[Entries from a visual dataset]
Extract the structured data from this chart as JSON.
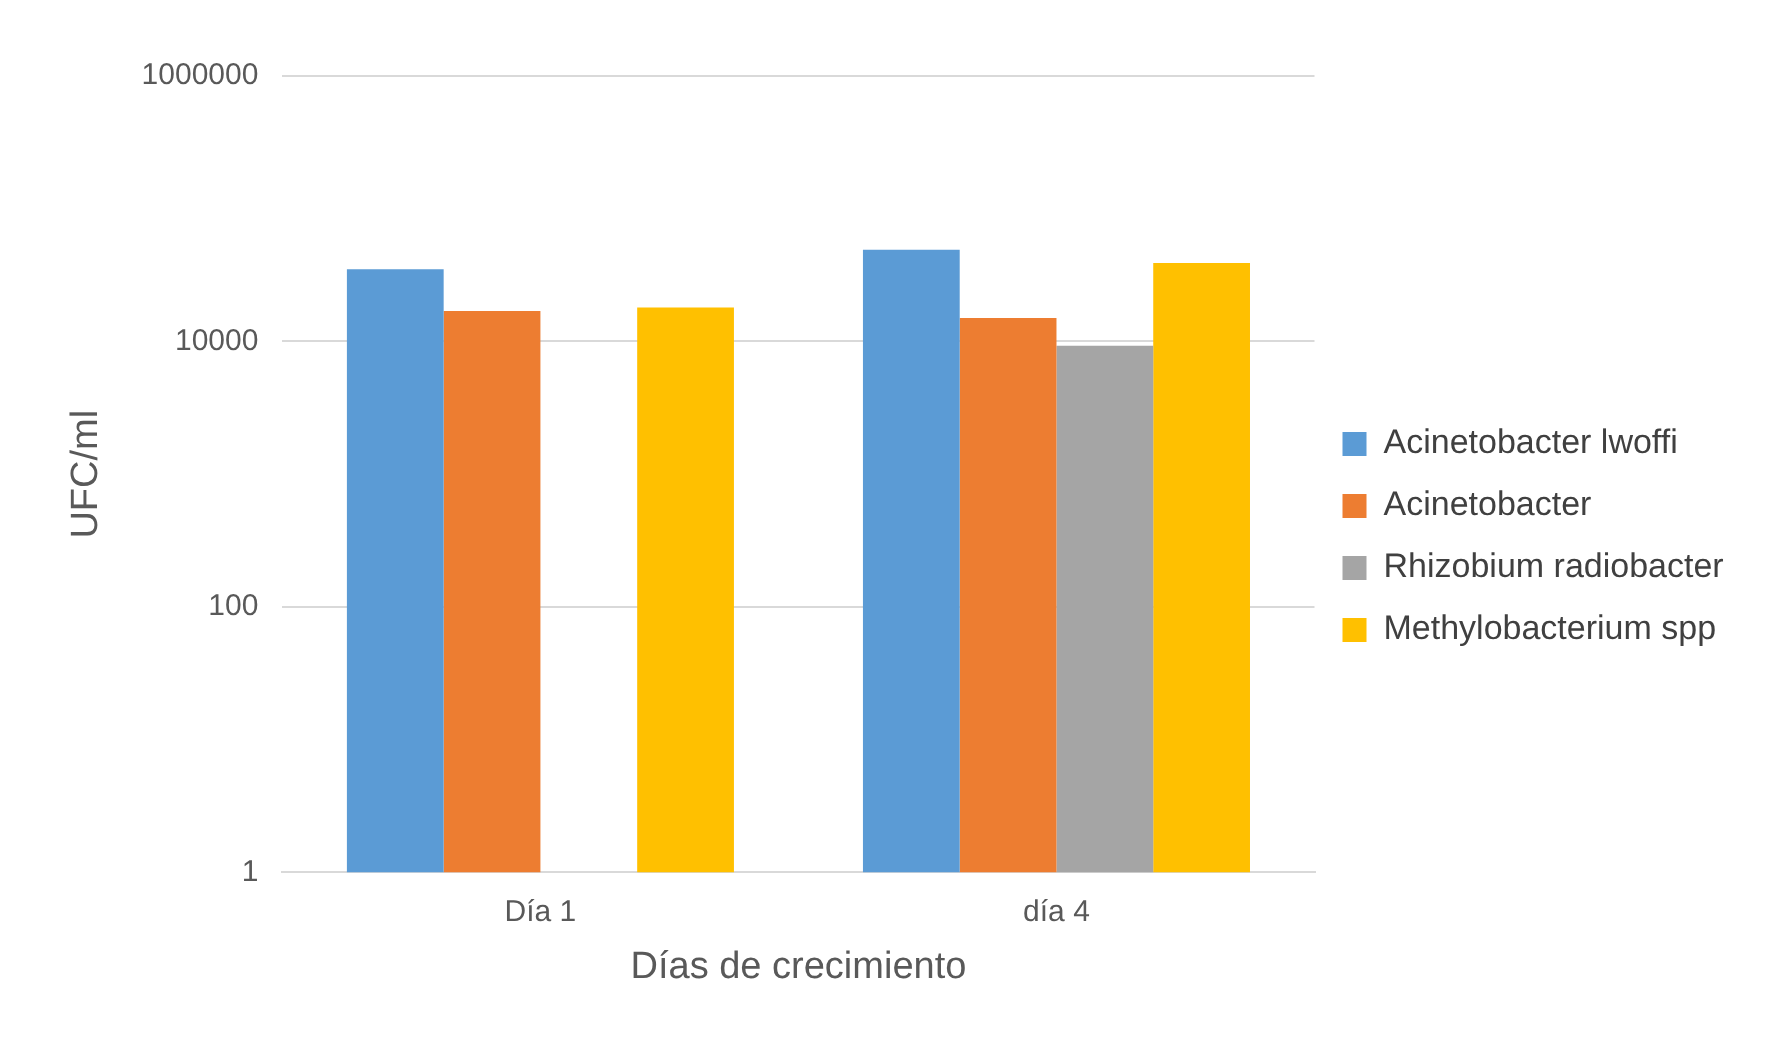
{
  "chart_data": {
    "type": "bar",
    "xlabel": "Días de crecimiento",
    "ylabel": "UFC/ml",
    "categories": [
      "Día 1",
      "día 4"
    ],
    "series": [
      {
        "name": "Acinetobacter lwoffi",
        "color": "#5b9bd5",
        "values": [
          35000,
          49000
        ]
      },
      {
        "name": "Acinetobacter",
        "color": "#ed7d31",
        "values": [
          17000,
          15000
        ]
      },
      {
        "name": "Rhizobium radiobacter",
        "color": "#a5a5a5",
        "values": [
          null,
          9300
        ]
      },
      {
        "name": "Methylobacterium spp",
        "color": "#ffc000",
        "values": [
          18000,
          39000
        ]
      }
    ],
    "log": "y",
    "ylim": [
      1,
      1000000
    ],
    "yticks": [
      1,
      100,
      10000,
      1000000
    ],
    "grid": "y",
    "legend": "right"
  }
}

◆ **Aim of the task**
Print the records above verbatim, minus any pictures.

◆ **Reply**
Extract the structured data from this chart as JSON.
{
  "chart_data": {
    "type": "bar",
    "xlabel": "Días de crecimiento",
    "ylabel": "UFC/ml",
    "categories": [
      "Día 1",
      "día 4"
    ],
    "series": [
      {
        "name": "Acinetobacter lwoffi",
        "color": "#5b9bd5",
        "values": [
          35000,
          49000
        ]
      },
      {
        "name": "Acinetobacter",
        "color": "#ed7d31",
        "values": [
          17000,
          15000
        ]
      },
      {
        "name": "Rhizobium radiobacter",
        "color": "#a5a5a5",
        "values": [
          null,
          9300
        ]
      },
      {
        "name": "Methylobacterium spp",
        "color": "#ffc000",
        "values": [
          18000,
          39000
        ]
      }
    ],
    "log": "y",
    "ylim": [
      1,
      1000000
    ],
    "yticks": [
      1,
      100,
      10000,
      1000000
    ],
    "grid": "y",
    "legend": "right"
  }
}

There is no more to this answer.